:: STATED EXERCISE ::
Exactly reproduce all the records, keeping pictures out of the copy.

:: DATASET EXTRACT ::

## START

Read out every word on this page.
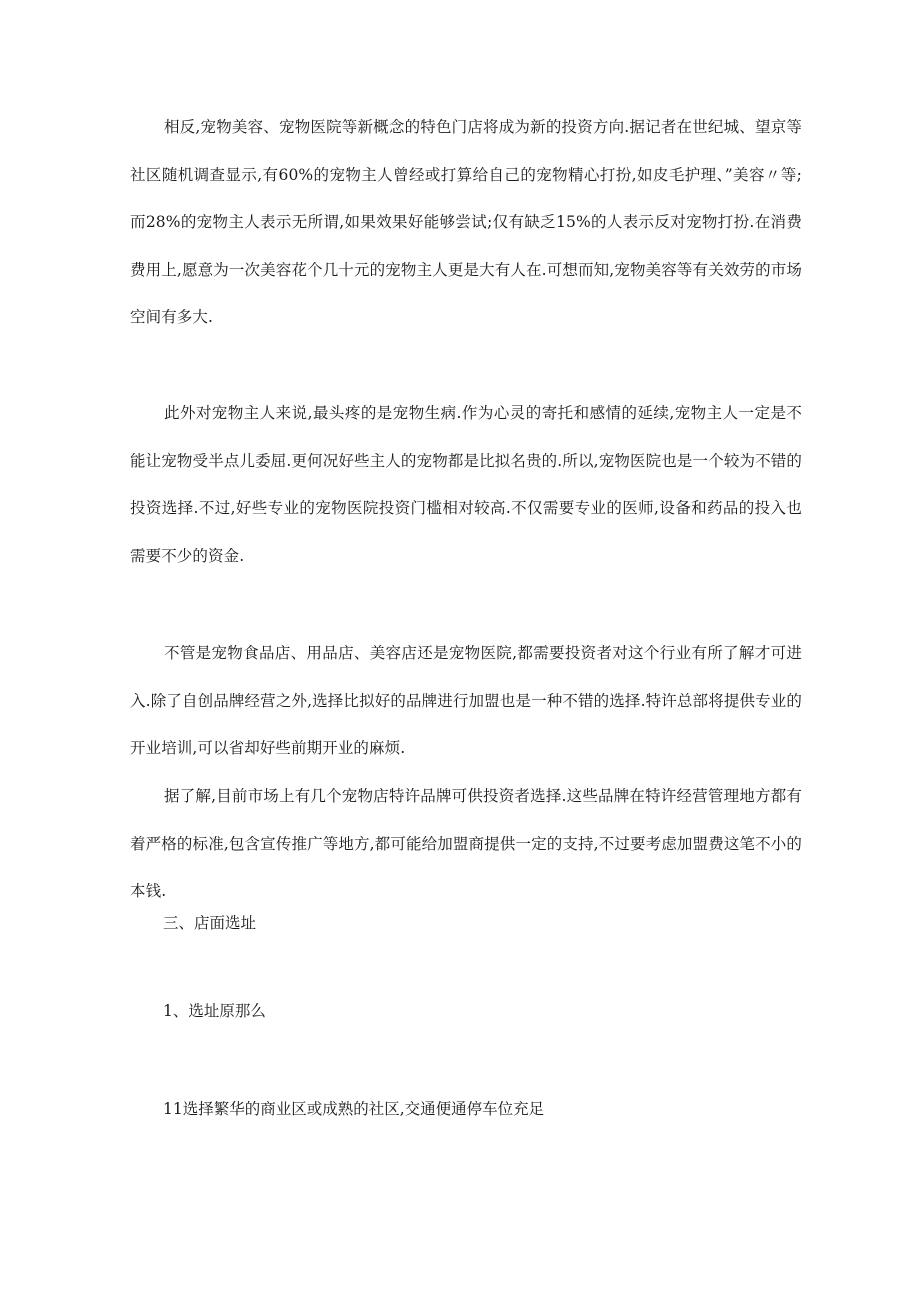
相反,宠物美容、宠物医院等新概念的特色门店将成为新的投资方向.据记者在世纪城、望京等社区随机调查显示,有60%的宠物主人曾经或打算给自己的宠物精心打扮,如皮毛护理、”美容〃等;而28%的宠物主人表示无所谓,如果效果好能够尝试;仅有缺乏15%的人表示反对宠物打扮.在消费费用上,愿意为一次美容花个几十元的宠物主人更是大有人在.可想而知,宠物美容等有关效劳的市场空间有多大.

此外对宠物主人来说,最头疼的是宠物生病.作为心灵的寄托和感情的延续,宠物主人一定是不能让宠物受半点儿委屈.更何况好些主人的宠物都是比拟名贵的.所以,宠物医院也是一个较为不错的投资选择.不过,好些专业的宠物医院投资门槛相对较高.不仅需要专业的医师,设备和药品的投入也需要不少的资金.

不管是宠物食品店、用品店、美容店还是宠物医院,都需要投资者对这个行业有所了解才可进入.除了自创品牌经营之外,选择比拟好的品牌进行加盟也是一种不错的选择.特许总部将提供专业的开业培训,可以省却好些前期开业的麻烦.

据了解,目前市场上有几个宠物店特许品牌可供投资者选择.这些品牌在特许经营管理地方都有着严格的标准,包含宣传推广等地方,都可能给加盟商提供一定的支持,不过要考虑加盟费这笔不小的本钱.

三、店面选址

1、选址原那么

11选择繁华的商业区或成熟的社区,交通便通停车位充足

## END

:: SOLUTION FOR THIS PROBLEM ::
Read out every word on this page.
相反,宠物美容、宠物医院等新概念的特色门店将成为新的投资方向.据记者在世纪城、望京等社区随机调查显示,有60%的宠物主人曾经或打算给自己的宠物精心打扮,如皮毛护理、”美容〃等;而28%的宠物主人表示无所谓,如果效果好能够尝试;仅有缺乏15%的人表示反对宠物打扮.在消费费用上,愿意为一次美容花个几十元的宠物主人更是大有人在.可想而知,宠物美容等有关效劳的市场空间有多大.

此外对宠物主人来说,最头疼的是宠物生病.作为心灵的寄托和感情的延续,宠物主人一定是不能让宠物受半点儿委屈.更何况好些主人的宠物都是比拟名贵的.所以,宠物医院也是一个较为不错的投资选择.不过,好些专业的宠物医院投资门槛相对较高.不仅需要专业的医师,设备和药品的投入也需要不少的资金.

不管是宠物食品店、用品店、美容店还是宠物医院,都需要投资者对这个行业有所了解才可进入.除了自创品牌经营之外,选择比拟好的品牌进行加盟也是一种不错的选择.特许总部将提供专业的开业培训,可以省却好些前期开业的麻烦.

据了解,目前市场上有几个宠物店特许品牌可供投资者选择.这些品牌在特许经营管理地方都有着严格的标准,包含宣传推广等地方,都可能给加盟商提供一定的支持,不过要考虑加盟费这笔不小的本钱.

三、店面选址

1、选址原那么

11选择繁华的商业区或成熟的社区,交通便通停车位充足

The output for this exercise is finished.